** BEGIN Records provided **

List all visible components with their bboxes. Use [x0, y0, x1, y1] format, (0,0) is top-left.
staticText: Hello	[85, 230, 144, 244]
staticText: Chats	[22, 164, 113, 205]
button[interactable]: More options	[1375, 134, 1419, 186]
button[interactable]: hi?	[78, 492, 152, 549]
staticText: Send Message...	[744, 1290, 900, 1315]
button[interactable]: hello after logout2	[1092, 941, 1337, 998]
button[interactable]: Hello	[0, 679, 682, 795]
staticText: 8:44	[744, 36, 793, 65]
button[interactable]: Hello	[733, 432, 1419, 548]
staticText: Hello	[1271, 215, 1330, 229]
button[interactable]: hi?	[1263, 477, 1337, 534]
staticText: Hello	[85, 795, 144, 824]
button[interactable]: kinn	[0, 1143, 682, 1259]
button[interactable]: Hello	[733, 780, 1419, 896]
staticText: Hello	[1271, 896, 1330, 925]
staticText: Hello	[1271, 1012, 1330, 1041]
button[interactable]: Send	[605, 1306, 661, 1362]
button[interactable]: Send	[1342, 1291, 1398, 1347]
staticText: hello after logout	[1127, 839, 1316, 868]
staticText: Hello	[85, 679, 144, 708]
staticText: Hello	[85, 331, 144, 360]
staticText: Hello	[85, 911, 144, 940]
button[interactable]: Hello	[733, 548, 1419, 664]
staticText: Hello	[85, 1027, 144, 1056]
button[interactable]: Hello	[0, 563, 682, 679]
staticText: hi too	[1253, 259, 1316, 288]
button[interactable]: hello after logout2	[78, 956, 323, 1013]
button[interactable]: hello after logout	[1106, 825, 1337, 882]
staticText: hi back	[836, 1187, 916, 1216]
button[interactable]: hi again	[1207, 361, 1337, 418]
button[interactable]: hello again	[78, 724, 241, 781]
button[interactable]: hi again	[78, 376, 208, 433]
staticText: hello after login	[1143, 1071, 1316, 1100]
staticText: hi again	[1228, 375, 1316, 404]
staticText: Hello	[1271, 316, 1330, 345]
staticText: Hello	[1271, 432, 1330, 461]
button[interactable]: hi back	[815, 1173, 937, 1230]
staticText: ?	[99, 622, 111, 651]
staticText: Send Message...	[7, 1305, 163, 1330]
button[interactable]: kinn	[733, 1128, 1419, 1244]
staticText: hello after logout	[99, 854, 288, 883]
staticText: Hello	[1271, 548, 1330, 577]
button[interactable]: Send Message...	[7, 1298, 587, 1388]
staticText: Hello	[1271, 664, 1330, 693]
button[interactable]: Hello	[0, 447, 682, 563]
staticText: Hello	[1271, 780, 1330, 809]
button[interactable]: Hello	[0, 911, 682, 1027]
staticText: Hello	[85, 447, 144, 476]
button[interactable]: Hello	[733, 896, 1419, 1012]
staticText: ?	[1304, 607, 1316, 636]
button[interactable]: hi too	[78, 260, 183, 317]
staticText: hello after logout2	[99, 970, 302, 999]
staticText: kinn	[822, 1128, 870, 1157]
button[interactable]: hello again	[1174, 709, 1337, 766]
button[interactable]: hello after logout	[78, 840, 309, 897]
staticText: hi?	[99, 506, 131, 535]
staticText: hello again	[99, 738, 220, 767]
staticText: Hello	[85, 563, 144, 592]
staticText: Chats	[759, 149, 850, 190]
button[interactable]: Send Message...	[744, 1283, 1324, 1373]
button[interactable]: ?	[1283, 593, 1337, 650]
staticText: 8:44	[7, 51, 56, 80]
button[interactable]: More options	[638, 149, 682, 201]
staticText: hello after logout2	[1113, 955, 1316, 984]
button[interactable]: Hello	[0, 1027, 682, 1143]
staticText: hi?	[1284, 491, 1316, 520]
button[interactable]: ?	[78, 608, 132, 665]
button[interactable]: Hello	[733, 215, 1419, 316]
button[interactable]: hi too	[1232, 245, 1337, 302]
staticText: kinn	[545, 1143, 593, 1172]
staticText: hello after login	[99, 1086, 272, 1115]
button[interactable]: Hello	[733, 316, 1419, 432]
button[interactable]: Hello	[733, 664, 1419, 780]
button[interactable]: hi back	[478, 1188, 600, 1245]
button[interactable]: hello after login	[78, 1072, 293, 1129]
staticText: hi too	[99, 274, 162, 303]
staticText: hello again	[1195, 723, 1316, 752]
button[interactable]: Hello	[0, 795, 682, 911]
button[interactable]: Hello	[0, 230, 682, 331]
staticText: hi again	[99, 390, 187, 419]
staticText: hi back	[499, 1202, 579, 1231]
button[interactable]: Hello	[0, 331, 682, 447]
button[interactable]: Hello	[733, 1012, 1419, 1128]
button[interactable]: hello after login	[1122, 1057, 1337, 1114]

** END Records provided **

### Objective
Rewrite the items from the first line through the line containing "361, 1337, 418]", inclusive, with "More options" changed to "Menu" and nothing else altered.

### Solution to the exercise
List all visible components with their bboxes. Use [x0, y0, x1, y1] format, (0,0) is top-left.
staticText: Hello	[85, 230, 144, 244]
staticText: Chats	[22, 164, 113, 205]
button[interactable]: Menu	[1375, 134, 1419, 186]
button[interactable]: hi?	[78, 492, 152, 549]
staticText: Send Message...	[744, 1290, 900, 1315]
button[interactable]: hello after logout2	[1092, 941, 1337, 998]
button[interactable]: Hello	[0, 679, 682, 795]
staticText: 8:44	[744, 36, 793, 65]
button[interactable]: Hello	[733, 432, 1419, 548]
staticText: Hello	[1271, 215, 1330, 229]
button[interactable]: hi?	[1263, 477, 1337, 534]
staticText: Hello	[85, 795, 144, 824]
button[interactable]: kinn	[0, 1143, 682, 1259]
button[interactable]: Hello	[733, 780, 1419, 896]
staticText: Hello	[1271, 896, 1330, 925]
staticText: Hello	[1271, 1012, 1330, 1041]
button[interactable]: Send	[605, 1306, 661, 1362]
button[interactable]: Send	[1342, 1291, 1398, 1347]
staticText: hello after logout	[1127, 839, 1316, 868]
staticText: Hello	[85, 679, 144, 708]
staticText: Hello	[85, 331, 144, 360]
staticText: Hello	[85, 911, 144, 940]
button[interactable]: Hello	[733, 548, 1419, 664]
staticText: Hello	[85, 1027, 144, 1056]
button[interactable]: Hello	[0, 563, 682, 679]
staticText: hi too	[1253, 259, 1316, 288]
button[interactable]: hello after logout2	[78, 956, 323, 1013]
button[interactable]: hello after logout	[1106, 825, 1337, 882]
staticText: hi back	[836, 1187, 916, 1216]
button[interactable]: hi again	[1207, 361, 1337, 418]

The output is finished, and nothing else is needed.